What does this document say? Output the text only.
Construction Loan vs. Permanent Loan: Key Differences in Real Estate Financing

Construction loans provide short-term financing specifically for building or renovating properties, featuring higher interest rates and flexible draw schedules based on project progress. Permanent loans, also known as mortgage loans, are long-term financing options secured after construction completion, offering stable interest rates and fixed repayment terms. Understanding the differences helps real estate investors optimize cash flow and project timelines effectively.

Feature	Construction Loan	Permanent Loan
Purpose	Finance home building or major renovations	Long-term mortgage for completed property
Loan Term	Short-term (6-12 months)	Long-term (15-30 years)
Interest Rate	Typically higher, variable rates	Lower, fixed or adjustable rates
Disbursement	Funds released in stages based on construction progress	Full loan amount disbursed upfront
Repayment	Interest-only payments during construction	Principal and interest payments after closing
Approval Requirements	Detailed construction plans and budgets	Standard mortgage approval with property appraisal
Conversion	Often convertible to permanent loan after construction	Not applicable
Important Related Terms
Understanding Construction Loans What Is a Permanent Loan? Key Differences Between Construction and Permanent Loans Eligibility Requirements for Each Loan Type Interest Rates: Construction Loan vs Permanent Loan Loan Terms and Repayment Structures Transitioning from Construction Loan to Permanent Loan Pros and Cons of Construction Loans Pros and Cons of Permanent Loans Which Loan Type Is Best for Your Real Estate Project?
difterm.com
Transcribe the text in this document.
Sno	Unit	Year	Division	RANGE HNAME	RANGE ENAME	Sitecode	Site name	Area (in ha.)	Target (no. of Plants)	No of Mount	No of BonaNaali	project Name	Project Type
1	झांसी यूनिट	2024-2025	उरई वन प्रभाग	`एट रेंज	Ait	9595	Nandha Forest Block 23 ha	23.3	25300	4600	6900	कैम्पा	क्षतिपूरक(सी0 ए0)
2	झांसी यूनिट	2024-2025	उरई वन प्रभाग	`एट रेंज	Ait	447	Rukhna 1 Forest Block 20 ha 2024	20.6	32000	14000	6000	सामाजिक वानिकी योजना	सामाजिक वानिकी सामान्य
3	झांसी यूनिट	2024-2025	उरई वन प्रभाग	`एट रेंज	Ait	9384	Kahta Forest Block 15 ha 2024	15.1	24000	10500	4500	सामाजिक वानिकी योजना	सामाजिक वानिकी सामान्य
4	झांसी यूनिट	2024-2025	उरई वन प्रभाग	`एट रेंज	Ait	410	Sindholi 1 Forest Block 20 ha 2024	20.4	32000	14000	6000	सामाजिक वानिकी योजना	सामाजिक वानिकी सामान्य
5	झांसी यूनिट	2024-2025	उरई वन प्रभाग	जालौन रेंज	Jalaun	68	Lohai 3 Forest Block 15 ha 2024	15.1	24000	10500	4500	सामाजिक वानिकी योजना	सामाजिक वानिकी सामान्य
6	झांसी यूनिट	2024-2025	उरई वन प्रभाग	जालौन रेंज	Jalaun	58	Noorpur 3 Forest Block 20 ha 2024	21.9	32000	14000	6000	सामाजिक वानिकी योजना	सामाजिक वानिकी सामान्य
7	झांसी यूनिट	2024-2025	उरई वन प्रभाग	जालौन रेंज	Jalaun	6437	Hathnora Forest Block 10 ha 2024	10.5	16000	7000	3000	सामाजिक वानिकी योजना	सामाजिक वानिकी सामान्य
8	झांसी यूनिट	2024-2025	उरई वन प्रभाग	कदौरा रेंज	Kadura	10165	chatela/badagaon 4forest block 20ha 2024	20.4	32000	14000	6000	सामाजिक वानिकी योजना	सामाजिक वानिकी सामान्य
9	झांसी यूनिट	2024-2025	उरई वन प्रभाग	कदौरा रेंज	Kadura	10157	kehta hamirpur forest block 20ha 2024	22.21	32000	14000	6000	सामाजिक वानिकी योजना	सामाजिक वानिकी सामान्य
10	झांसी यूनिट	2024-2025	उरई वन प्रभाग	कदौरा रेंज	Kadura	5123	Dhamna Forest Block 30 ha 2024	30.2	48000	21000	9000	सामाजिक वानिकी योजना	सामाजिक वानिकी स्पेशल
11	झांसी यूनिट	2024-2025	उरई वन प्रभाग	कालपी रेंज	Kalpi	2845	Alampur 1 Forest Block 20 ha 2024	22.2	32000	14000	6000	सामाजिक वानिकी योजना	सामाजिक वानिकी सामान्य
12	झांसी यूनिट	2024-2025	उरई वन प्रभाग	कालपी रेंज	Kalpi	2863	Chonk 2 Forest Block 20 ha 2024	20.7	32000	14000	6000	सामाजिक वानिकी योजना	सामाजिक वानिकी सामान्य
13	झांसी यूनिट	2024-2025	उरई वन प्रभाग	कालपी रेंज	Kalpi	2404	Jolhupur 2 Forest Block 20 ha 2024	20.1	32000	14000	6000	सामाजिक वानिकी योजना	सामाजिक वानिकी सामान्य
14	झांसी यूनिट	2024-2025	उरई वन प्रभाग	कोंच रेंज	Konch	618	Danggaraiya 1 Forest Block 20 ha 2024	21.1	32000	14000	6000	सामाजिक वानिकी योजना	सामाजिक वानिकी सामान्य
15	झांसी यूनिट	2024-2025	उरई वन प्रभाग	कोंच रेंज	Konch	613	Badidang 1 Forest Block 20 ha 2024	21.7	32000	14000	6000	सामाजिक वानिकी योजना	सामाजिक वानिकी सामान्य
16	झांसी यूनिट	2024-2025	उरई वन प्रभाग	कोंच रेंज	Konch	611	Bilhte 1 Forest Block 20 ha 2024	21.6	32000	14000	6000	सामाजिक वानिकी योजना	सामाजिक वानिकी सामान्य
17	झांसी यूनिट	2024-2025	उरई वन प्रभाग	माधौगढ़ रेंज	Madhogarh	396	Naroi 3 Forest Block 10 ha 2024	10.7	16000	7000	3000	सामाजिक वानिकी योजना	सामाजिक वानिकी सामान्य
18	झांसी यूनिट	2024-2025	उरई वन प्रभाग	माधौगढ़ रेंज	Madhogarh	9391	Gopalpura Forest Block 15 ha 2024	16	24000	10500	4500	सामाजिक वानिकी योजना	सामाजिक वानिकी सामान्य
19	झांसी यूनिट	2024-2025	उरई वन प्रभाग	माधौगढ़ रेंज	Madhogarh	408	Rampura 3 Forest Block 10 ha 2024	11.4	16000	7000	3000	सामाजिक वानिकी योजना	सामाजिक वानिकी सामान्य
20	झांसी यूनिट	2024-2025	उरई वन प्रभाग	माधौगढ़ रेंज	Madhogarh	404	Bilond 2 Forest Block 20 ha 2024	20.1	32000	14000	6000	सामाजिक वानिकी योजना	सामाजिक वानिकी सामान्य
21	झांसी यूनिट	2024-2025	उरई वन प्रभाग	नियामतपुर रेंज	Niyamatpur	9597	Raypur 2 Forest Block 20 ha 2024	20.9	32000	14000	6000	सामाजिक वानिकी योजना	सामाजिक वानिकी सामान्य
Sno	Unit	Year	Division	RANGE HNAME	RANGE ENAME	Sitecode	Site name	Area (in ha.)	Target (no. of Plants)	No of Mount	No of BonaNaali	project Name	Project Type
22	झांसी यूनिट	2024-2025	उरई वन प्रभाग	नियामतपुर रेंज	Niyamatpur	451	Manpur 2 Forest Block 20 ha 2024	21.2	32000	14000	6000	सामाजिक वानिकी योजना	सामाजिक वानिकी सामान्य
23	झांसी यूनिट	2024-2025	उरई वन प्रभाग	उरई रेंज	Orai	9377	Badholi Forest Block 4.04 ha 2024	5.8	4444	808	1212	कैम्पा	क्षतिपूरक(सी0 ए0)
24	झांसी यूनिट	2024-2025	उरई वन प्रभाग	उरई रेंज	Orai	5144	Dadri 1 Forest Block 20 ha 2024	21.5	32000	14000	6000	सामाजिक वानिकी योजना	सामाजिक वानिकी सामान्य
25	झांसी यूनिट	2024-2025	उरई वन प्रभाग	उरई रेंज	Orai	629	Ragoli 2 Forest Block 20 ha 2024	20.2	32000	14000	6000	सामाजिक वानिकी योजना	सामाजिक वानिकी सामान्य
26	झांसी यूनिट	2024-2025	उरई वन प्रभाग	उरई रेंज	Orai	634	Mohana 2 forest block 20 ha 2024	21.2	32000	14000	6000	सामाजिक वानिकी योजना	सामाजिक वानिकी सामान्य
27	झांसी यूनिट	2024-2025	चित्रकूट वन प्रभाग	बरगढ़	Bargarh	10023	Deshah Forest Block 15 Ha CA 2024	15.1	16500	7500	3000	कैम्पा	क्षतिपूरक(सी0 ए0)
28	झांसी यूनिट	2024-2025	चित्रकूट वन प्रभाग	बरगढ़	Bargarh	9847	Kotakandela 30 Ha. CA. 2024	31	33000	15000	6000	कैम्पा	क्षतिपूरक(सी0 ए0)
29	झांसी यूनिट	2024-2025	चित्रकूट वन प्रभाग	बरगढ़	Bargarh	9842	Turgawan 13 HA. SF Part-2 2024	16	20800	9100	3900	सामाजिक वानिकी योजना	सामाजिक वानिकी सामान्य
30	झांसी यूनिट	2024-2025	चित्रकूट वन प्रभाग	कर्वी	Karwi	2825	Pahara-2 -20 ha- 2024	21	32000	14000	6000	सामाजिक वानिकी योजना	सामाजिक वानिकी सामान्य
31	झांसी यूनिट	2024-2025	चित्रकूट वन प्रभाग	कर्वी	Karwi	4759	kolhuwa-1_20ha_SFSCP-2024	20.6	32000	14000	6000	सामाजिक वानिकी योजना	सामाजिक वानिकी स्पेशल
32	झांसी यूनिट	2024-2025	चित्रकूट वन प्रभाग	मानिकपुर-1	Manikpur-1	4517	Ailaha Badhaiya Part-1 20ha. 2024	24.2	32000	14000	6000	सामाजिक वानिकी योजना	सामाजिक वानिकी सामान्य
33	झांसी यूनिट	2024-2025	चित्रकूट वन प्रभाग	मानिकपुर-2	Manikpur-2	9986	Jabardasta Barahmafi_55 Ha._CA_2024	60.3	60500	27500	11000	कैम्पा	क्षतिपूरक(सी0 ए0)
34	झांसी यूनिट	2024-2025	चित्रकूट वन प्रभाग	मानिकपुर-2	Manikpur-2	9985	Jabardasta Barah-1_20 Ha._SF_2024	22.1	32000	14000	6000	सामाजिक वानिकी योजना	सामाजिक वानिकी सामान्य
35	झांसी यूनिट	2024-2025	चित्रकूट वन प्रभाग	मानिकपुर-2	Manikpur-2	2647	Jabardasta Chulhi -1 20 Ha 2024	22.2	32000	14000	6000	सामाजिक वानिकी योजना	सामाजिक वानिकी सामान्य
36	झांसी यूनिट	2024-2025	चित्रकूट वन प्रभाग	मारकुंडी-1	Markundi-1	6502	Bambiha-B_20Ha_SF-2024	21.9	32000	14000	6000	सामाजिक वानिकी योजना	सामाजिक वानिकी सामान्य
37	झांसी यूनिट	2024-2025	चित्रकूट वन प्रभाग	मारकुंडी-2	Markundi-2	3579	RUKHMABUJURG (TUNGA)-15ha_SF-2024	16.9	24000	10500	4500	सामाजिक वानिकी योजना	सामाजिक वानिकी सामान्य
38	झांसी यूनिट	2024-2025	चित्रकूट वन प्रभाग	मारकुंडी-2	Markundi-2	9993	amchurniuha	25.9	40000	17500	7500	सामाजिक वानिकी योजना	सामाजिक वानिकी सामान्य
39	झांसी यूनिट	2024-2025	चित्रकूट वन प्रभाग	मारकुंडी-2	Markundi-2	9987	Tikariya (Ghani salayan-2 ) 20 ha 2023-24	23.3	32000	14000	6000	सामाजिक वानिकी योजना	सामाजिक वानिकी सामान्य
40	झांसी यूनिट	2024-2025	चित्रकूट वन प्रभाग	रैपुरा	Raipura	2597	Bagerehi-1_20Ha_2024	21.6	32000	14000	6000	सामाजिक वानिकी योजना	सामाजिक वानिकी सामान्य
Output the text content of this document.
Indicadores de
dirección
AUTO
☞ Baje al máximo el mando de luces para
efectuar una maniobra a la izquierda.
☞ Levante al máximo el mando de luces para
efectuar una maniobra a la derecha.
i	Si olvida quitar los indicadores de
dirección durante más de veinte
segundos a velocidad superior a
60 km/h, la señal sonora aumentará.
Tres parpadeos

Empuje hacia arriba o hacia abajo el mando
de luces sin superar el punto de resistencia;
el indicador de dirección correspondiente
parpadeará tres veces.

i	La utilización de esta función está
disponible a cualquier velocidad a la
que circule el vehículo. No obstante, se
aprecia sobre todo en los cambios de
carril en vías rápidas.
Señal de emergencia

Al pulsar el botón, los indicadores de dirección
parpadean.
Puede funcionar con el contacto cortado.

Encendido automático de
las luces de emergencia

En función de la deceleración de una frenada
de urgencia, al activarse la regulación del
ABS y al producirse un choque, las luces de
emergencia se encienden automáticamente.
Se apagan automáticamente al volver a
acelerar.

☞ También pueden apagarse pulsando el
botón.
☆ ☆ ☆ ☆
EXERCISE INSTRUCTIONS.
Select from the material above each line in which the string "dirección" appears, and list those lines.

FINAL ANSWER.
dirección
dirección durante más de veinte
el indicador de dirección correspondiente
Al pulsar el botón, los indicadores de dirección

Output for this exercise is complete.